WORK TO COMPLETE:
A: List every thing that the post beginning "So it's not a comparison" in the forum discussion about breastfeeding and formula says formula is compared to.
B: Resume the forum discussion about breastfeeding and formula from where it stops.

Originally Posted by MeepyCat
So it's not a comparison between formula and cigarettes anymore. Now it's formula is like the food you can buy cheap in the grocery store (you know, the GMO stuff). Which is also just like giving your baby diet coke.
That goes a long way towards making advocates for breast feeding sound clueless about their personal levels of privilege.
The women least likely to breastfeed in this country aren't shrugging at the marginal benefits of mothers' milk in order to do something easier. They're headed back to waiting tables in order to keep a roof over their heads. If you make it clear at the outset that you're espousing an unaffordable standard, they won't feel obligated to hang around waiting to see if you have something useful to offer.
I think at bottom we disagree that the benefits are marginal. Nothing I've said is an attack on low income women. I completely agree that there needs to be improved access to breastfeeding support, supplies, etc. I don't think we are going to get there unless we get real about the fact that babies need breastmilk.
In my mother's generation, all babies were bottlefed as a sign of higher economic status - only those who couldn't afford formula nursed their babies. Historically, breastfeeding was associated with low income. Nowadays, it's assumed only upper middle class SAHMs can breastfeed - and that's just plain false. Lower income, working women need more support - but the bias toward formula is also deeply cultural. Many lower income, foreign-born women in this country, for example, still breastfeed their children.

DATA PROVIDED:
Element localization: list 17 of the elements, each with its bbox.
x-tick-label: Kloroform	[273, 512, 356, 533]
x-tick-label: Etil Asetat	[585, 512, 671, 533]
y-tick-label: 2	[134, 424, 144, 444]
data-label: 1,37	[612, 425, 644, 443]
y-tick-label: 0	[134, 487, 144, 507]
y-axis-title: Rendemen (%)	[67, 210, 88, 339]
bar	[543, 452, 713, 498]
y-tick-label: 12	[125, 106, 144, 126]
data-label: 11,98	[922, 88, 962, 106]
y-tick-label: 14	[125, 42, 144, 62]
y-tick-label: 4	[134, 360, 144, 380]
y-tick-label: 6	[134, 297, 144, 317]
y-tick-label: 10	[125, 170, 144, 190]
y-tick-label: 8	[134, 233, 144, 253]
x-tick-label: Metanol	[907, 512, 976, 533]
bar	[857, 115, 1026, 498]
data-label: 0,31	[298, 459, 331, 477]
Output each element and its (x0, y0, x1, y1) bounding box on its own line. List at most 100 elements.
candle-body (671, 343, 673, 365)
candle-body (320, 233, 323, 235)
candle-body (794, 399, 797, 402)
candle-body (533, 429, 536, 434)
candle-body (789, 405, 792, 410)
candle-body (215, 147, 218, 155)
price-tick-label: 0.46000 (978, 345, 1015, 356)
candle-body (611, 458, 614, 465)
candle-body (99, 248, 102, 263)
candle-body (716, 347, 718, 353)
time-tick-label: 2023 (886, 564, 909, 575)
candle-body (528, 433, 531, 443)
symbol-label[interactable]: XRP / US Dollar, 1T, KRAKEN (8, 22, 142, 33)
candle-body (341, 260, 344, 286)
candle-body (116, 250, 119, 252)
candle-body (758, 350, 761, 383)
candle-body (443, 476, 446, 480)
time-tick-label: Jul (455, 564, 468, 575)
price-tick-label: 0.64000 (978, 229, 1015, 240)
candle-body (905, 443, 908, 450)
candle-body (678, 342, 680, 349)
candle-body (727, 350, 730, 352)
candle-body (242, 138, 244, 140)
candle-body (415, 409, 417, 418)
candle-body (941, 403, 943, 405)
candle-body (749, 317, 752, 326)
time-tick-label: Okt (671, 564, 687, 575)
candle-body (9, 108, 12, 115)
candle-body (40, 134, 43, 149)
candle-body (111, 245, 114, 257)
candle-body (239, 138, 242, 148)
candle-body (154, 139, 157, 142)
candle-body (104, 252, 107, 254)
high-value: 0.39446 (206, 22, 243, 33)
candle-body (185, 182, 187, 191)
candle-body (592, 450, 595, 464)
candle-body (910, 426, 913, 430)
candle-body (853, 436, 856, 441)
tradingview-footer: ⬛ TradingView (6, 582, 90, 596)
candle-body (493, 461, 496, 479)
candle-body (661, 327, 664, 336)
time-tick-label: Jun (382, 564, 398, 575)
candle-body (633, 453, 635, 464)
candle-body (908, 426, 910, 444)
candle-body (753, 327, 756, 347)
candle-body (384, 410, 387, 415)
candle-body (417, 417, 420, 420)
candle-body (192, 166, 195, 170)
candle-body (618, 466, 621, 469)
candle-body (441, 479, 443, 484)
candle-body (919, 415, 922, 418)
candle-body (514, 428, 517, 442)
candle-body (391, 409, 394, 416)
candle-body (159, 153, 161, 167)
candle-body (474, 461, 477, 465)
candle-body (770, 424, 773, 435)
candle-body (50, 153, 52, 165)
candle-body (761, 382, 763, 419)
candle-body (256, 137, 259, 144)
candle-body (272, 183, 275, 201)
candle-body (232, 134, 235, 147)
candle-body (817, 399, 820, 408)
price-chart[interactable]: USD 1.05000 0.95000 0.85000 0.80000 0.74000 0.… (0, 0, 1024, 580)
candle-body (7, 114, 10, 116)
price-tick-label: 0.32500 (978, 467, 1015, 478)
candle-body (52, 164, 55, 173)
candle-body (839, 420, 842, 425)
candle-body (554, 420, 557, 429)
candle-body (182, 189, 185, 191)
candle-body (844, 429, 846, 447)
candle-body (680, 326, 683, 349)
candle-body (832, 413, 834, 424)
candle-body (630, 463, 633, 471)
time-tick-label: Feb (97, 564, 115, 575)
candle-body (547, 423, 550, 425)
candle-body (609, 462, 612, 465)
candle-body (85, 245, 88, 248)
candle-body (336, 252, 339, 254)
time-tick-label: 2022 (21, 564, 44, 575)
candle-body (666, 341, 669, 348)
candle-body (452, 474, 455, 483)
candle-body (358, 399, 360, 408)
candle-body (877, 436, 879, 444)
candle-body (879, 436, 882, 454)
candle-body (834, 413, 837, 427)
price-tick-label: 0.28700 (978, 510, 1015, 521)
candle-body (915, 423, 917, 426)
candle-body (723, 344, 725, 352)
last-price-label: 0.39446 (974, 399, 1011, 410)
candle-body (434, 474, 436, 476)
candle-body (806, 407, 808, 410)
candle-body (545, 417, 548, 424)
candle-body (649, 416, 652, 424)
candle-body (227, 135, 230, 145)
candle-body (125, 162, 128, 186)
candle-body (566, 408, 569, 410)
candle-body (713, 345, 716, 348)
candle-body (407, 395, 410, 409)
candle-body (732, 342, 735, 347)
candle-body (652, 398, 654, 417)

TASK-BY-TASK RESULTS:
A:
- cigarettes
- the food you can buy cheap in the grocery store (the GMO stuff)
- diet coke

B:
My friends include single moms working hard at low-paying jobs to support their families - I am absolutely sympathetic with their challenges. I think the best way to support them is to improve their access to education and resources. Formula is expensive - either they are paying for it, or the state is. How could we help people to reallocate those resources toward breastfeeding counseling/supplies? What would the maternal and child health impacts be?
To me, formula vs. breastmilk is absolutely no different than any other public health issue. It is why I fight for awareness of food deserts, and I try to help people find healthy alternatives to ubiquitous convenient junk food for the same price. Healthy habits aren't impossible on a tight budget. This isn't about privilege - it's about making it work, at any income level. Breastmilk is far cheaper than formula.